# Aim of the exercise
Please look for the string "model" below and report every line in which it occurs.

# Supplied information
* * *

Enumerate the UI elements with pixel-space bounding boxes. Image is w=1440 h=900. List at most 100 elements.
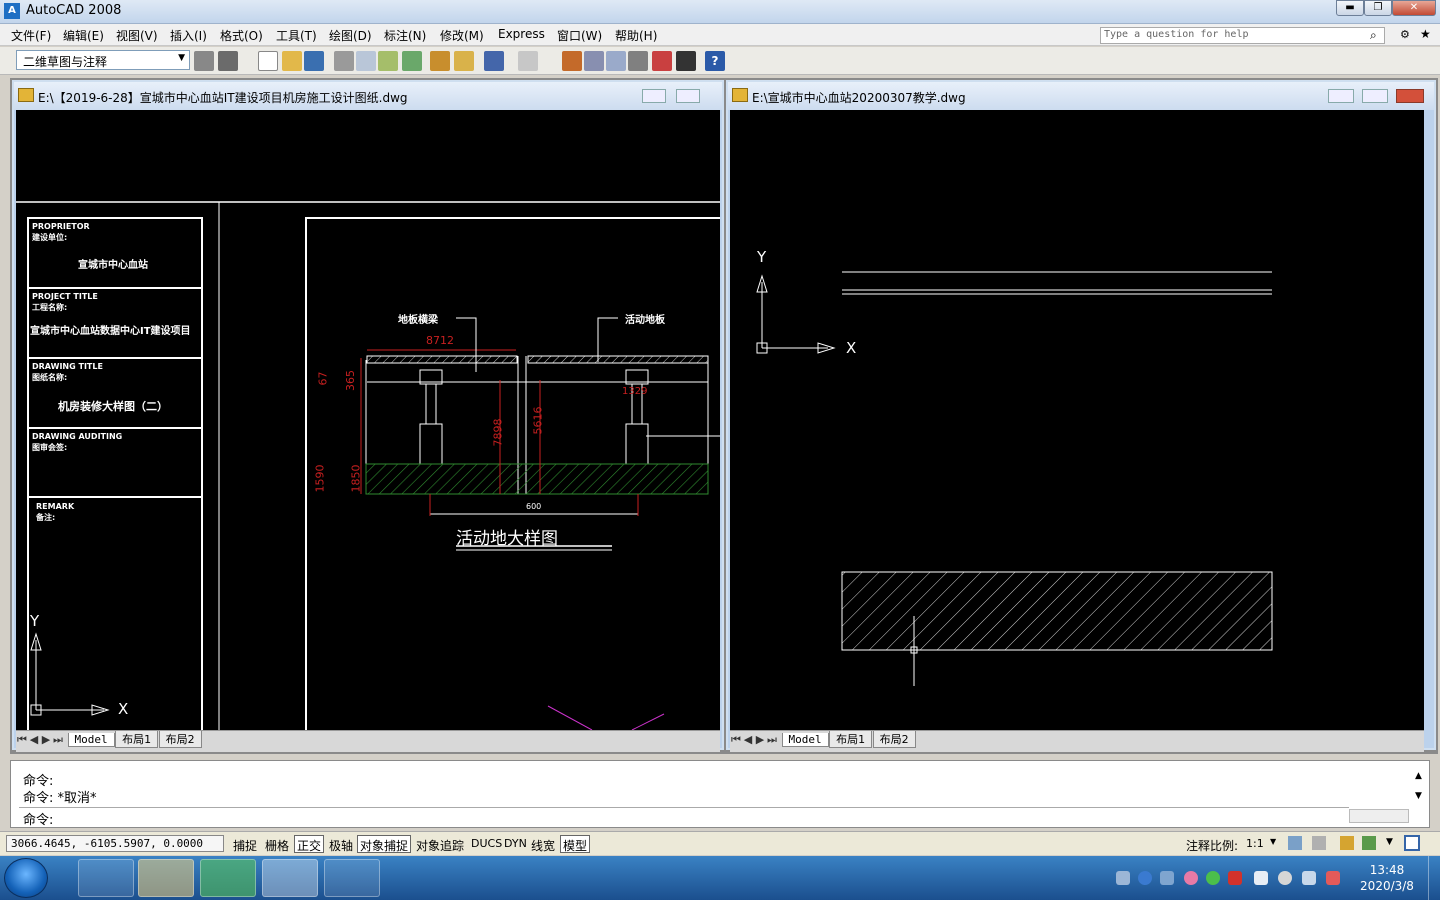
right-close-button[interactable] <box>1396 89 1424 103</box>
menu-help[interactable]: 帮助(H) <box>615 27 657 44</box>
workspace-settings-icon[interactable] <box>194 51 214 71</box>
print-icon[interactable] <box>334 51 354 71</box>
tab-prev-icon[interactable]: ◀ <box>742 733 754 746</box>
help-tray-icon[interactable] <box>1138 871 1152 885</box>
redo-icon[interactable] <box>518 51 538 71</box>
tab-last-icon[interactable]: ⏭ <box>52 733 64 747</box>
flower-icon[interactable] <box>1184 871 1198 885</box>
properties-icon[interactable] <box>628 51 648 71</box>
tab-layout1[interactable]: 布局1 <box>829 731 873 748</box>
left-minimize-button[interactable] <box>642 89 666 103</box>
help-search-input[interactable]: Type a question for help <box>1100 27 1385 44</box>
volume-icon[interactable] <box>1254 871 1268 885</box>
cut-icon[interactable] <box>430 51 450 71</box>
chevron-down-icon[interactable]: ▼ <box>1270 837 1276 846</box>
ortho-toggle[interactable]: 正交 <box>294 835 325 853</box>
wechat-icon[interactable] <box>200 859 256 897</box>
calculator-icon[interactable] <box>676 51 696 71</box>
horizontal-scrollbar[interactable] <box>1349 809 1409 823</box>
minimize-button[interactable]: ▬ <box>1336 0 1364 16</box>
clean-screen-icon[interactable] <box>1404 835 1420 851</box>
tray-settings-icon[interactable] <box>1362 836 1376 850</box>
menu-modify[interactable]: 修改(M) <box>440 27 484 44</box>
left-drawing-window[interactable]: E:\【2019-6-28】宣城市中心血站IT建设项目机房施工设计图纸.dwg <box>12 80 724 752</box>
new-file-icon[interactable] <box>258 51 278 71</box>
command-window[interactable]: 命令: 命令: *取消* 命令: ▲ ▼ <box>10 760 1430 828</box>
right-restore-button[interactable] <box>1362 89 1388 103</box>
right-minimize-button[interactable] <box>1328 89 1354 103</box>
scroll-down-icon[interactable]: ▼ <box>1415 791 1422 801</box>
pan-icon[interactable] <box>562 51 582 71</box>
restore-button[interactable]: ❐ <box>1364 0 1392 16</box>
lock-icon[interactable] <box>1340 836 1354 850</box>
wechat-tray-icon[interactable] <box>1206 871 1220 885</box>
explorer-icon[interactable] <box>78 859 134 897</box>
favorites-icon[interactable]: ★ <box>1420 27 1431 41</box>
smiley-icon[interactable] <box>1278 871 1292 885</box>
tab-next-icon[interactable]: ▶ <box>754 733 766 746</box>
tab-layout1[interactable]: 布局1 <box>115 731 159 748</box>
osnap-toggle[interactable]: 对象捕捉 <box>357 835 412 853</box>
menu-dimension[interactable]: 标注(N) <box>384 27 426 44</box>
zoom-window-icon[interactable] <box>606 51 626 71</box>
help-icon[interactable]: ? <box>705 51 725 71</box>
tab-first-icon[interactable]: ⏮ <box>730 733 742 747</box>
publish-icon[interactable] <box>378 51 398 71</box>
display-icon[interactable] <box>1302 871 1316 885</box>
folder-icon[interactable] <box>138 859 194 897</box>
tab-model[interactable]: Model <box>67 733 115 747</box>
keyboard-icon[interactable] <box>1116 871 1130 885</box>
annotation-visibility-icon[interactable] <box>1288 836 1302 850</box>
tab-layout2[interactable]: 布局2 <box>158 731 202 748</box>
menu-window[interactable]: 窗口(W) <box>557 27 602 44</box>
model-toggle[interactable]: 模型 <box>560 835 591 853</box>
save-icon[interactable] <box>304 51 324 71</box>
action-center-icon[interactable] <box>1326 871 1340 885</box>
communication-center-icon[interactable]: ⚙ <box>1400 28 1410 41</box>
workspace-select[interactable]: 二维草图与注释 ▼ <box>16 50 190 70</box>
print-preview-icon[interactable] <box>356 51 376 71</box>
scroll-up-icon[interactable]: ▲ <box>1415 771 1422 781</box>
open-file-icon[interactable] <box>282 51 302 71</box>
menu-insert[interactable]: 插入(I) <box>170 27 207 44</box>
undo-icon[interactable] <box>484 51 504 71</box>
close-button[interactable]: ✕ <box>1392 0 1436 16</box>
lineweight-toggle[interactable]: 线宽 <box>528 835 558 853</box>
grid-toggle[interactable]: 栅格 <box>262 835 292 853</box>
otrack-toggle[interactable]: 对象追踪 <box>413 835 467 853</box>
show-desktop-button[interactable] <box>1428 856 1440 900</box>
chevron-down-icon[interactable]: ▼ <box>1386 837 1393 847</box>
menu-format[interactable]: 格式(O) <box>220 27 263 44</box>
annotation-scale-value[interactable]: 1:1 <box>1246 837 1264 850</box>
left-drawing-canvas[interactable]: PROPRIETOR 建设单位: 宣城市中心血站 PROJECT TITLE 工… <box>16 110 720 730</box>
antivirus-icon[interactable] <box>1228 871 1242 885</box>
tab-first-icon[interactable]: ⏮ <box>16 733 28 747</box>
workspace-lock-icon[interactable] <box>218 51 238 71</box>
autocad-icon[interactable] <box>262 859 318 897</box>
notebook-icon[interactable] <box>324 859 380 897</box>
network-tray-icon[interactable] <box>1160 871 1174 885</box>
tab-last-icon[interactable]: ⏭ <box>766 733 778 747</box>
design-center-icon[interactable] <box>652 51 672 71</box>
zoom-realtime-icon[interactable] <box>584 51 604 71</box>
command-input[interactable]: 命令: <box>23 809 53 828</box>
left-maximize-button[interactable] <box>676 89 700 103</box>
search-icon[interactable]: ⌕ <box>1370 28 1377 43</box>
tab-prev-icon[interactable]: ◀ <box>28 733 40 746</box>
snap-toggle[interactable]: 捕捉 <box>230 835 260 853</box>
taskbar-clock[interactable]: 13:48 2020/3/8 <box>1352 862 1422 894</box>
menu-tools[interactable]: 工具(T) <box>276 27 317 44</box>
right-drawing-window[interactable]: E:\宣城市中心血站20200307教学.dwg Y X ⏮ ◀ ▶ ⏭ Mod… <box>726 80 1436 752</box>
right-drawing-canvas[interactable]: Y X <box>730 110 1424 730</box>
menu-view[interactable]: 视图(V) <box>116 27 158 44</box>
menu-file[interactable]: 文件(F) <box>11 27 51 44</box>
tab-model[interactable]: Model <box>781 733 829 747</box>
polar-toggle[interactable]: 极轴 <box>326 835 356 853</box>
menu-express[interactable]: Express <box>498 27 545 41</box>
3d-dwf-icon[interactable] <box>402 51 422 71</box>
ducs-toggle[interactable]: DUCS <box>468 835 505 853</box>
menu-edit[interactable]: 编辑(E) <box>63 27 104 44</box>
start-button[interactable] <box>4 858 48 898</box>
dyn-toggle[interactable]: DYN <box>501 835 530 853</box>
auto-scale-icon[interactable] <box>1312 836 1326 850</box>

* * *

# Output for this task
tab-model[interactable]: Model <box>67 733 115 747</box>
model-toggle[interactable]: 模型 <box>560 835 591 853</box>
tab-model[interactable]: Model <box>781 733 829 747</box>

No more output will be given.